EXERCISE TASK:
Starting at the line that contains "Transcribe this image's", restate each line word for word through the final line of the data, keeping both ends.
== GIVEN DATA ==
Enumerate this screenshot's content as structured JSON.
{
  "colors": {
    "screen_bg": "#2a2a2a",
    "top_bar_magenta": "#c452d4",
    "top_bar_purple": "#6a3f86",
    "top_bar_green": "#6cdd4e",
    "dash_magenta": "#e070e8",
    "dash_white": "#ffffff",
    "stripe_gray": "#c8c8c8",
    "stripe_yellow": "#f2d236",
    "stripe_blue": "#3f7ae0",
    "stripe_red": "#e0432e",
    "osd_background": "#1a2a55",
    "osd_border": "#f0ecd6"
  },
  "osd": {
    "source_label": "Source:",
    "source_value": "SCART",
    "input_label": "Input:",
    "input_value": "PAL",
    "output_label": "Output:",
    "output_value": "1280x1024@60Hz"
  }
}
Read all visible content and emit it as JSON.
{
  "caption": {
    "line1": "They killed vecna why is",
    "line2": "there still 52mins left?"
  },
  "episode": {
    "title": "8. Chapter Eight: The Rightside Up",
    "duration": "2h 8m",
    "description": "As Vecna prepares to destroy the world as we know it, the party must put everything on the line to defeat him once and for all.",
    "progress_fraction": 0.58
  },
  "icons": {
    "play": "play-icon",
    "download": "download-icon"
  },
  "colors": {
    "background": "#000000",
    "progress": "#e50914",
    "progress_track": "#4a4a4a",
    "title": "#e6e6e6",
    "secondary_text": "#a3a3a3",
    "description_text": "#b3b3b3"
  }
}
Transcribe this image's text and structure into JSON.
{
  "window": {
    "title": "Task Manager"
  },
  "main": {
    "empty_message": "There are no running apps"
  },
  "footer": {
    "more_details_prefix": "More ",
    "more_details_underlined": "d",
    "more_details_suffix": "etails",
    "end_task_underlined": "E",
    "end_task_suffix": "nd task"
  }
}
===
TASK RESULT:
Transcribe this image's text and structure into JSON.
{
  "window": {
    "title": "Task Manager"
  },
  "main": {
    "empty_message": "There are no running apps"
  },
  "footer": {
    "more_details_prefix": "More ",
    "more_details_underlined": "d",
    "more_details_suffix": "etails",
    "end_task_underlined": "E",
    "end_task_suffix": "nd task"
  }
}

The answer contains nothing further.